Job 1:
In the dinner review, what was the roasted quail stuffed with?

For our entrées my mom had the pan steamed shellfish with a Thai red curry sauce, and jasmine rice. I had roasted quail stuffed with foie gras and porcini mushrooms. I tasted the shellfish and it was a wonderful curry, sweet with a spicy undertone that didn't overpower the shellfish. All of the shellfish was cooked to perfection. I won't go into long detail about this dish because I did not get to taste it thoroughly. I will talk about my quail, however. Anyone who thinks that quail tastes just like chicken has to be crazy. The quail was juicy and tender in a way that chicken can rarely achieve. While chicken can most certainly be delicious, the size of the bird makes it more difficult to cook so that parts of it are juicy without other parts becoming dry. With the tiny quail, it seemed that roasting allows all of the poultry’s own flavors and juices to remain sealed up within the skin throughout the entire bird. Also, I think that the quail must be raised in a way that keeps the meat fatty and tender, as opposed to some chickens that develop more muscular tones. There’s no doubt in my mind that the quail has an advantage over the average chicken. This particular quail was roasted so that the outside was just browned with crispy parts, but the overall texture was very soft and moist. The inside was the best part, because this is where the juices of the quail, foie gras, and mushrooms all combined. The smoky, earthy flavors of the mushrooms complimented the quail, and the foie gras' soft, buttery texture made the whole dish perfectly tender. It is hard to go back to chicken after this quail.

Job 2:
In the entries, update the lines from the one holding "staticText: ITEMS [13,173,38,184]" through the one holding "button[interactable]: NEXT [236,468,281,500]", inclusive, by changing "CANCEL" to "DISMISS" and keeping everything else the same. Return only those lines.

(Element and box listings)

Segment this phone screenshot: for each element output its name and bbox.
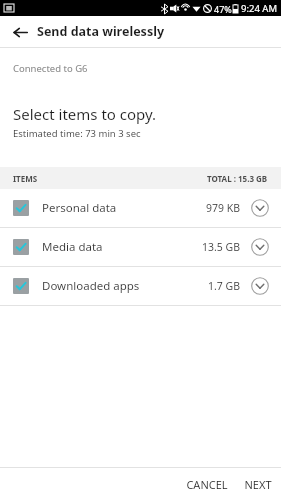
staticText: ITEMS [13,173,38,184]
staticText: CANCEL [186,477,228,492]
staticText: NEXT [244,477,272,492]
staticText: Send data wirelessly [37,23,165,40]
button[interactable]: CANCEL [178,468,236,500]
button[interactable]: Checkbox selected [0,228,281,266]
button[interactable]: Checkbox selected [0,267,281,305]
button[interactable]: NEXT [236,468,281,500]
staticText: Select items to copy. [13,104,157,124]
staticText: Downloaded apps [42,278,140,294]
staticText: 1.7 GB [208,279,241,293]
button[interactable]: Expand Media data [249,236,271,258]
staticText: Personal data [42,200,117,216]
staticText: 47% [214,3,232,15]
staticText: 13.5 GB [202,240,241,254]
button[interactable]: Checkbox selected [0,189,281,227]
button[interactable]: Checkbox selected [13,200,29,216]
staticText: Estimated time: 73 min 3 sec [13,127,141,140]
staticText: TOTAL : 15.3 GB [207,173,268,184]
button[interactable]: Checkbox selected [13,239,29,255]
staticText: 9:24 AM [241,2,278,15]
button[interactable]: Expand Downloaded apps [249,275,271,297]
staticText: 979 KB [206,201,241,215]
staticText: Connected to G6 [13,62,88,75]
button[interactable]: Checkbox selected [13,278,29,294]
button[interactable]: Expand Personal data [249,197,271,219]
staticText: Media data [42,239,103,255]
button[interactable]: Back [8,20,32,44]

Final answer 1:
Foie gras and porcini mushrooms.

Final answer 2:
staticText: ITEMS [13,173,38,184]
staticText: DISMISS [186,477,228,492]
staticText: NEXT [244,477,272,492]
staticText: Send data wirelessly [37,23,165,40]
button[interactable]: DISMISS [178,468,236,500]
button[interactable]: Checkbox selected [0,228,281,266]
button[interactable]: Checkbox selected [0,267,281,305]
button[interactable]: NEXT [236,468,281,500]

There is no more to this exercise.